-- STATED PROBLEM --
Go through the material and tally the lines containing the string "JSON". Give the total alone.

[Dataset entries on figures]
——————

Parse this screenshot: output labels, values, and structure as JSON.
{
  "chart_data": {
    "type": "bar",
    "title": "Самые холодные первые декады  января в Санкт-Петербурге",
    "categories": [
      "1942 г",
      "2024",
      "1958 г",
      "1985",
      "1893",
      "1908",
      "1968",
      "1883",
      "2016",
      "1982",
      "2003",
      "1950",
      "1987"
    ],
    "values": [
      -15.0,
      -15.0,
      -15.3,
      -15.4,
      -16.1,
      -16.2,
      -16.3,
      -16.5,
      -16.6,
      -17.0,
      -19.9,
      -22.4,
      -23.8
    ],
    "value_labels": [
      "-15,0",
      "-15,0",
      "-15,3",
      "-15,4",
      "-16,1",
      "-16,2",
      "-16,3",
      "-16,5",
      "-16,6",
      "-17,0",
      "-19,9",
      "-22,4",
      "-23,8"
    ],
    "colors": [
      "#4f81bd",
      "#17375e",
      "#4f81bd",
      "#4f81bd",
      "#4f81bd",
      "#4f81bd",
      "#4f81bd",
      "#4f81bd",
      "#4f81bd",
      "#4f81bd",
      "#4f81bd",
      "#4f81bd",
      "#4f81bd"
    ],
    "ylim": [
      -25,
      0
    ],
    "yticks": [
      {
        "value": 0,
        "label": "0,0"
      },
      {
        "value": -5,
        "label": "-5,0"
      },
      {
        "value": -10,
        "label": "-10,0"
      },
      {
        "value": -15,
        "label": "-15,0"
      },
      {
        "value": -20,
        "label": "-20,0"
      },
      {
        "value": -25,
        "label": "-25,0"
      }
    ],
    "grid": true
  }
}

——————

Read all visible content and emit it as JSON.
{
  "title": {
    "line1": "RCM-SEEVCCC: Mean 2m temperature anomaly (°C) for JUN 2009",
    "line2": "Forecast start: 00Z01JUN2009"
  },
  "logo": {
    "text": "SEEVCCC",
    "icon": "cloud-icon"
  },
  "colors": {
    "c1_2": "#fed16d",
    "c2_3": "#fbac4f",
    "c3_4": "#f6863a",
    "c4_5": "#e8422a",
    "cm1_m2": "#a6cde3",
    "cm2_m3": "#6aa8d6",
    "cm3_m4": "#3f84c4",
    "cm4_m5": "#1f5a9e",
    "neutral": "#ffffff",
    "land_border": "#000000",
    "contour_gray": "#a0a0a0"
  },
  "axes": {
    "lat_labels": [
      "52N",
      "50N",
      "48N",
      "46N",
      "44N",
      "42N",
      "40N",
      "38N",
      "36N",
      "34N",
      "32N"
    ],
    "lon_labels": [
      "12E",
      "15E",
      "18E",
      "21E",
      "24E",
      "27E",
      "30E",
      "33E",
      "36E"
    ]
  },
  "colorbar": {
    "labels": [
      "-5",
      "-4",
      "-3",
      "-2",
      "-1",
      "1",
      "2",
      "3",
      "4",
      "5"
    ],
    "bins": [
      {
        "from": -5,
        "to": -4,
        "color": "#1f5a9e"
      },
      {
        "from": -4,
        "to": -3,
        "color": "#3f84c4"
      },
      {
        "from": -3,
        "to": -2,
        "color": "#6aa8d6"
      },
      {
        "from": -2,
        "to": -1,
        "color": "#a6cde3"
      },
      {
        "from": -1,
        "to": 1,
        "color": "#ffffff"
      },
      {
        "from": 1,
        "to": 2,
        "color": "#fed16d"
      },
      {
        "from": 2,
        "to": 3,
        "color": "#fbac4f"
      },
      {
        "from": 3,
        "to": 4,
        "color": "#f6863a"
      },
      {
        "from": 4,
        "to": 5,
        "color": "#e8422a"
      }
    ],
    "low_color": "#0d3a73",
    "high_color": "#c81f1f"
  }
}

——————

-- WRITTEN RESPONSE --
2